Answer these questions using the BillyBoy* passage below:
1. In what city was BillyBoy* born?
2. In what year did BillyBoy* start designing costume jewelry under the Surreal Bijoux label?
3. How many Ken dolls were in BillyBoy*'s collection?
Given passage: Begin
American fashion designer

BillyBoy* (born 10 March 1960), also written as Billy Boy, is an American artist, socialite, and fashion designer. By the 1980s, BillyBoy* had become closely associated with Barbie, following a brief but prolific collaboration with Mattel that resulted in two Barbie dolls. A devoted collector, he amassed an extensive Barbie collection and developed a friendship with pop artist Andy Warhol, who used one of his dolls as the basis for the painting Barbie, Portrait of BillyBoy* (1986).

== Life and career ==
Born in Vienna, he was adopted by a Russian couple who moved to New York City when he was four.

In 1979 BillyBoy* began to design and manufacture costume jewellery under the label Surreal Bijoux in Paris.

A bracelet made by BillyBoy* and owned by Elizabeth Taylor was sold at auction in 2011 for $6,875.

BillyBoy* had a collection of over 11,000 Barbie dolls and 3,000 Ken dolls, and in 1987 authored the book Barbie: Her Life and Times. During 1984–1990 Mattel sponsored two tours called Le nouveau théâtre de la mode (New Theatre of Fashion) curated by BillyBoy*. Like the original 1945 exhibit Théâtre de la Mode, the exhibitions consisted of hundreds of dolls—in this case Barbie dolls—wearing miniature outfits made by Yves Saint Laurent and other prominent fashion designers. The exhibition toured France on board a TGV-train entitled Le Train magique des jouets Mattel.. BillyBoy* designed two Barbie dolls for Mattel working as a designer and consultant, "Le Nouveau Théâtre de la mode" in 1984 and "Feelin' Groovy" in 1986. After finishing working with Mattel, BillyBoy* formed the "BillyBoy* Toys" company, and in 1989 BillyBoy* and his partner released the Mdvanii fashion doll.
Given passage: End
Stored data: Begin
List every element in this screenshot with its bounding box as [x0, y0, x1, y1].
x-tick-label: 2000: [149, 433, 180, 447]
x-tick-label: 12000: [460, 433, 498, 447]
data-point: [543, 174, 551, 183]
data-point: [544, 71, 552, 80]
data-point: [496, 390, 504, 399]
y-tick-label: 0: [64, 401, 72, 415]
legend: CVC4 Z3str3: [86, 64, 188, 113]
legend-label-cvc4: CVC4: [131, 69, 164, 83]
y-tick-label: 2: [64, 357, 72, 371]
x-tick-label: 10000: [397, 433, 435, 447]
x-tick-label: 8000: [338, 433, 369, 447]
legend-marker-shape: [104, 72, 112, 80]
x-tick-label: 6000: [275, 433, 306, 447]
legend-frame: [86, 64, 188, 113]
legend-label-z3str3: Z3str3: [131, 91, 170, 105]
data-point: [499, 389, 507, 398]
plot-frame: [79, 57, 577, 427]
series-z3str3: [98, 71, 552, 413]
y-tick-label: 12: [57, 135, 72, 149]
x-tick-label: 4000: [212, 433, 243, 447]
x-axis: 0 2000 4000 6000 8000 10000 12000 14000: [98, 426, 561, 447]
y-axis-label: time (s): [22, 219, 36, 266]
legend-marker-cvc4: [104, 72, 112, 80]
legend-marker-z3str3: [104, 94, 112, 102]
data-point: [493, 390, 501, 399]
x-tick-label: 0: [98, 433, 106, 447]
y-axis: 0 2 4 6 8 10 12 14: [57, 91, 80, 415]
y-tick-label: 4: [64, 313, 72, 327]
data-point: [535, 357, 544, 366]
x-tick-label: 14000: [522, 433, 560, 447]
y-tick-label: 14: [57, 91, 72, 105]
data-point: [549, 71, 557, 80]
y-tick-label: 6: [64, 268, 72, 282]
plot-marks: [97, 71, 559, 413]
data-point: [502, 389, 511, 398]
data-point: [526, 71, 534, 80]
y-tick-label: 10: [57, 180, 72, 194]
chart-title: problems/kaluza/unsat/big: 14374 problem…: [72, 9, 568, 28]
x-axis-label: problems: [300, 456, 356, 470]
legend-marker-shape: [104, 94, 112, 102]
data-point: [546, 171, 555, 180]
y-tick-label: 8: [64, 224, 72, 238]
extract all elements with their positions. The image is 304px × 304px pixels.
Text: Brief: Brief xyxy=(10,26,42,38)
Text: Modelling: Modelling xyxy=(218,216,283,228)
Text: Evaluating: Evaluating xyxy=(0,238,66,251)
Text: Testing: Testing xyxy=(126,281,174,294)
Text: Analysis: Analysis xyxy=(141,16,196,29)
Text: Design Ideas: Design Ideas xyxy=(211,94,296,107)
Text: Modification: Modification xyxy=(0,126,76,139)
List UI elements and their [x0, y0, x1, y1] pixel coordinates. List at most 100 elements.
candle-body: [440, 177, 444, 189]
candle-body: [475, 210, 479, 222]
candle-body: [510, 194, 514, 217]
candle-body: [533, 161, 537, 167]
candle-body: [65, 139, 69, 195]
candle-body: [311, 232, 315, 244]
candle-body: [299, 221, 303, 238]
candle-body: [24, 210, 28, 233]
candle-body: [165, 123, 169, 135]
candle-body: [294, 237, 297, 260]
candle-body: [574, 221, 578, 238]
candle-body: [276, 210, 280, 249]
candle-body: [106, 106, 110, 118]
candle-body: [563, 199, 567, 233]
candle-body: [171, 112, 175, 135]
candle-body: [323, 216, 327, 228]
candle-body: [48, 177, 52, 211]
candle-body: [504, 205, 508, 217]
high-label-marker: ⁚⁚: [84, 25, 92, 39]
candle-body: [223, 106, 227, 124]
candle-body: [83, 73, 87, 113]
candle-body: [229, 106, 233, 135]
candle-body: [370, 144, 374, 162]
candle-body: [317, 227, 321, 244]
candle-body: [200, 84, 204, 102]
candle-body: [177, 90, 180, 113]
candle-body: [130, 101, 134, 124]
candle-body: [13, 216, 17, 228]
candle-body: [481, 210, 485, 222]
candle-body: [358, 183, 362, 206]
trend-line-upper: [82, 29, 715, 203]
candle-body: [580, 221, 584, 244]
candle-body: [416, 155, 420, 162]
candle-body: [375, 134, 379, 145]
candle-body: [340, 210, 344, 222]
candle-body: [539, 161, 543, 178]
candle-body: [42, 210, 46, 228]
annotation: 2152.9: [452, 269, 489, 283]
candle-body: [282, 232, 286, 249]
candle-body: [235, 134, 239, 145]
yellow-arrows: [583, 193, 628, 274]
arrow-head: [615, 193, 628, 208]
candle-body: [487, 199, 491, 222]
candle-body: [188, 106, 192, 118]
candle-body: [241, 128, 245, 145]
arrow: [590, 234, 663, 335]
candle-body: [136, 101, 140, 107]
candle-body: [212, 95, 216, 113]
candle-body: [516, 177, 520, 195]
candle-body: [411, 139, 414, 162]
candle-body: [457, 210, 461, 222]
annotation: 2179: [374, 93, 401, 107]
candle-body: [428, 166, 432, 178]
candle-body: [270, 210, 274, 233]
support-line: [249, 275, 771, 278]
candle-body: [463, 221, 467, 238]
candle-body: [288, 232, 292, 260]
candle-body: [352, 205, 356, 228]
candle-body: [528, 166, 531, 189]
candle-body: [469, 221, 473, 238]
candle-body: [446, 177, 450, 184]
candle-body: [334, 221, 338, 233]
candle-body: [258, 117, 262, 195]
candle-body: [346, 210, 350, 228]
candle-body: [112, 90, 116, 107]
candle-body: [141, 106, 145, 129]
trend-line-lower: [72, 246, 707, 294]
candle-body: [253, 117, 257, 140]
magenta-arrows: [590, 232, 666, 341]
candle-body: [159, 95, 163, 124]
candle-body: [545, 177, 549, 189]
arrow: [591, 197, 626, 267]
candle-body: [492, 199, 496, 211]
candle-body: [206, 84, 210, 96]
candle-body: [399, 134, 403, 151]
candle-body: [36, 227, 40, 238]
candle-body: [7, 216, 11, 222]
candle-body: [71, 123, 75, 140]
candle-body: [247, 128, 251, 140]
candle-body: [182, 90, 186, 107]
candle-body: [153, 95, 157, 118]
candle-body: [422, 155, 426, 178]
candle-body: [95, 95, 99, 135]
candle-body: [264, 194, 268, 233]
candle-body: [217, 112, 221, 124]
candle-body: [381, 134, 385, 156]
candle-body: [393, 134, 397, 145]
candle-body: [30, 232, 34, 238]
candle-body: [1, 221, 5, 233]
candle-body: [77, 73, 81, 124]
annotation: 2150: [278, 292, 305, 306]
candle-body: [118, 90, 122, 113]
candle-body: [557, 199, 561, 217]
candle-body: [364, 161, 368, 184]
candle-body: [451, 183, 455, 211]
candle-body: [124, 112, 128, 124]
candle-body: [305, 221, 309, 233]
Stored data: End
### Reply to the exercise
1. Vienna
2. 1979
3. 3,000